Task to carry out: Give the number of lines holding the string "view" and nothing more.

[Begin]

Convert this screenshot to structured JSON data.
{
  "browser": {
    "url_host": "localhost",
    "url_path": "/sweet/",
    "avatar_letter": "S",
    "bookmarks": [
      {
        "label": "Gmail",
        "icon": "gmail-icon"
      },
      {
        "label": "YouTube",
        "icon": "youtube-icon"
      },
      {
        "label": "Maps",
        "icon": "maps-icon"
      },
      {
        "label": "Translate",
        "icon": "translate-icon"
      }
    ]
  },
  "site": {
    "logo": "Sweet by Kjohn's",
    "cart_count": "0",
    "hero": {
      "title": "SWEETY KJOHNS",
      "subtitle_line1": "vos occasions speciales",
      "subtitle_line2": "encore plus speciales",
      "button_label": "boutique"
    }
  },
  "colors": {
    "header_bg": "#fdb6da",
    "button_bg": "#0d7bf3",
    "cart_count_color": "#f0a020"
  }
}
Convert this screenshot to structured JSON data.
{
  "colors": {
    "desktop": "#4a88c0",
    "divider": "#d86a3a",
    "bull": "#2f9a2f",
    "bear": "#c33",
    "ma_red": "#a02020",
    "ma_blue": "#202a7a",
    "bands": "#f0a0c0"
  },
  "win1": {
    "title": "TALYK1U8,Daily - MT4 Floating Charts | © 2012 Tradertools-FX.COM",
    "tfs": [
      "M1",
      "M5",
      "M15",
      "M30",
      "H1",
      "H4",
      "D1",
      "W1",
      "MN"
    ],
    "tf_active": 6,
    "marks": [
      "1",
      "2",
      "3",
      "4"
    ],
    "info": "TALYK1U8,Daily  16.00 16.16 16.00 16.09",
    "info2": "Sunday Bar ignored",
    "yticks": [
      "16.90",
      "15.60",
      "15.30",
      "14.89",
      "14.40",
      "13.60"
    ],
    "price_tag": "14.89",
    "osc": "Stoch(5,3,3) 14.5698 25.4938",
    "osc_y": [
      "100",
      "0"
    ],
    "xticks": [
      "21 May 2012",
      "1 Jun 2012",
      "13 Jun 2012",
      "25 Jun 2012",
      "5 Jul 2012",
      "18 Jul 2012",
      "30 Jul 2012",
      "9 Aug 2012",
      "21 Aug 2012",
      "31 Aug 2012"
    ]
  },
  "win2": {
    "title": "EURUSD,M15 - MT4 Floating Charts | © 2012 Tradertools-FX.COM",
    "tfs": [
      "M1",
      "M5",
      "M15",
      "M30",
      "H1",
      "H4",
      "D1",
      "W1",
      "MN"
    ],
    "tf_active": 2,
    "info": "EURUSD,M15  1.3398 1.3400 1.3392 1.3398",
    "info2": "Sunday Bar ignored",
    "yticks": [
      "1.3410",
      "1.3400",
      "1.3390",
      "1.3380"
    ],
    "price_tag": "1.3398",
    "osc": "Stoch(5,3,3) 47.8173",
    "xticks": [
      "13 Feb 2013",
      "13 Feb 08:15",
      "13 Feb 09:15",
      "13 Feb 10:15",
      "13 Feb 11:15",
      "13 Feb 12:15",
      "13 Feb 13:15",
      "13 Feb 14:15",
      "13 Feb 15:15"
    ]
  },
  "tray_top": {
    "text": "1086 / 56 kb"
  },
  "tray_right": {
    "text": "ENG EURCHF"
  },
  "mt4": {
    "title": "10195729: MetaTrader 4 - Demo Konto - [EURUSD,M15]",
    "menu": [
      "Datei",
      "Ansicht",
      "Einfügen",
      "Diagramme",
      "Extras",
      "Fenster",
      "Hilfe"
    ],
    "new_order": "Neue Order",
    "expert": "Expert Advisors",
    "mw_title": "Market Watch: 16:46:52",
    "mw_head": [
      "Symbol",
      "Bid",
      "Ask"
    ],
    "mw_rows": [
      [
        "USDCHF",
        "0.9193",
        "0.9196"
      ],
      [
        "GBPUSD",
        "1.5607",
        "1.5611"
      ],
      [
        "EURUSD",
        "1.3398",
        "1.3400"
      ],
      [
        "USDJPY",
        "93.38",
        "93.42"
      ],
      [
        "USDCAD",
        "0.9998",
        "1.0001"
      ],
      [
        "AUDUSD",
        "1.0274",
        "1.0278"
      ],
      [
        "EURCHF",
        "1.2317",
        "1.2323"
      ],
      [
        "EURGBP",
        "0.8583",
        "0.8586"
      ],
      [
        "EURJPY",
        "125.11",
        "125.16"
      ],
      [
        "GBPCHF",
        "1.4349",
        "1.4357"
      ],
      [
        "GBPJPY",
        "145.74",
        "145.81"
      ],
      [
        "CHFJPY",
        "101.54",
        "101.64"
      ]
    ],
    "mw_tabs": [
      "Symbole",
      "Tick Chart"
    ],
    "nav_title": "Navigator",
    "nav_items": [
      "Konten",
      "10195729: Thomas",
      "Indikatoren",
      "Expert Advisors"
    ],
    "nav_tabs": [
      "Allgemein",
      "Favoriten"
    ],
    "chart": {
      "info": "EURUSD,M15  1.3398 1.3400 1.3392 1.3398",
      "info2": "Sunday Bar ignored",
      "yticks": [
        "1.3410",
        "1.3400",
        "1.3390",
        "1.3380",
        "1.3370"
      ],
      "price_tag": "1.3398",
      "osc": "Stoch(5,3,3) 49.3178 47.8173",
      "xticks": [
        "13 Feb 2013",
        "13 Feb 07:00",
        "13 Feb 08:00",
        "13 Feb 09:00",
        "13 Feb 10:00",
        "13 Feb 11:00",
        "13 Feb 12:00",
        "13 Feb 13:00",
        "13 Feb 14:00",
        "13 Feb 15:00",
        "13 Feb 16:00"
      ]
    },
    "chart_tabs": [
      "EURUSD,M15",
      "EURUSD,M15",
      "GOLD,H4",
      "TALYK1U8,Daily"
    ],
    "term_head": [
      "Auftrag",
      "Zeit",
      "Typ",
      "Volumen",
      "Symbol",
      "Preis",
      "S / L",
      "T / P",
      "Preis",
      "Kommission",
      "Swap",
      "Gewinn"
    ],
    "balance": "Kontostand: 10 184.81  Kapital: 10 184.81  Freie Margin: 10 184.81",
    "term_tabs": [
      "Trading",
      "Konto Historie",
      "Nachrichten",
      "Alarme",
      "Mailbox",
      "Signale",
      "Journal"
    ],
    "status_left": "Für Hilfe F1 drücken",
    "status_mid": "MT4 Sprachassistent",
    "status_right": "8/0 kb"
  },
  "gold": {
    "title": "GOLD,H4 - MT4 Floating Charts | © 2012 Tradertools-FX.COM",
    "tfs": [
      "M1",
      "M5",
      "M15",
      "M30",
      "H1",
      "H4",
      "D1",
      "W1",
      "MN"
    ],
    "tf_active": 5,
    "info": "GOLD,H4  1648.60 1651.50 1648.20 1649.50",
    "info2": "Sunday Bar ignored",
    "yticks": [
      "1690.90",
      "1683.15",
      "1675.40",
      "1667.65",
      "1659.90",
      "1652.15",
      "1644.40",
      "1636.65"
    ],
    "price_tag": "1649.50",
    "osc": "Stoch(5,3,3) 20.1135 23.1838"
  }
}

[End]
[Begin]

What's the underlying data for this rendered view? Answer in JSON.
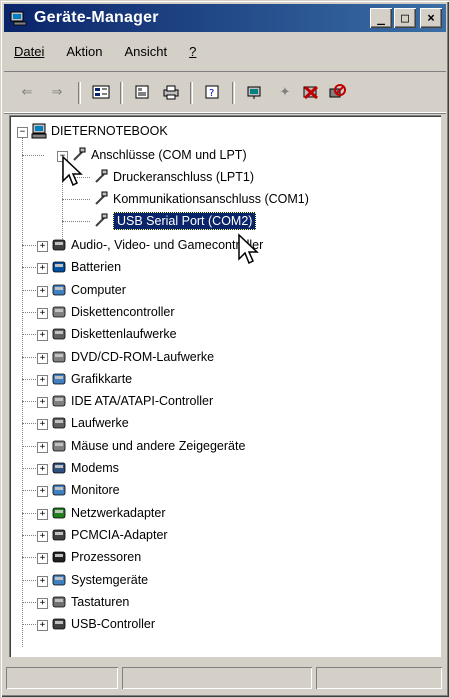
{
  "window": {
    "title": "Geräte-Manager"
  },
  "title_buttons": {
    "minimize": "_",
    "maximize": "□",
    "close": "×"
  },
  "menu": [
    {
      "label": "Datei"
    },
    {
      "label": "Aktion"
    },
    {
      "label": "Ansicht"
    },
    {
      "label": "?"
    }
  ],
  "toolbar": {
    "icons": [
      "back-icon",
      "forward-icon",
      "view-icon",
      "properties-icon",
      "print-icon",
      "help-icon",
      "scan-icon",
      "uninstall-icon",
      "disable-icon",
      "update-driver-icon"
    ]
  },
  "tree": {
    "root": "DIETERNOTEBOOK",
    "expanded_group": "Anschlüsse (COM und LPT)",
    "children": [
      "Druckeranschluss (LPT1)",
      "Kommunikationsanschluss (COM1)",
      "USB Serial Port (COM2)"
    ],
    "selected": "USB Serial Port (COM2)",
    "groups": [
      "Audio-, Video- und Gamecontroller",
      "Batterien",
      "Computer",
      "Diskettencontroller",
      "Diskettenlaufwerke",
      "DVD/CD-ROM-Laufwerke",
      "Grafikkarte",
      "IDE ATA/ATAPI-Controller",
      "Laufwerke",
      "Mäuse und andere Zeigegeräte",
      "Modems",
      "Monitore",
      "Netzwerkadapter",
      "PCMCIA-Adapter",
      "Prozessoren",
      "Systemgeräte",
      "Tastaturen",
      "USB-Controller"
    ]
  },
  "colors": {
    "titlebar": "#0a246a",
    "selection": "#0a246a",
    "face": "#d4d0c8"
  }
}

[End]

Complete response: 2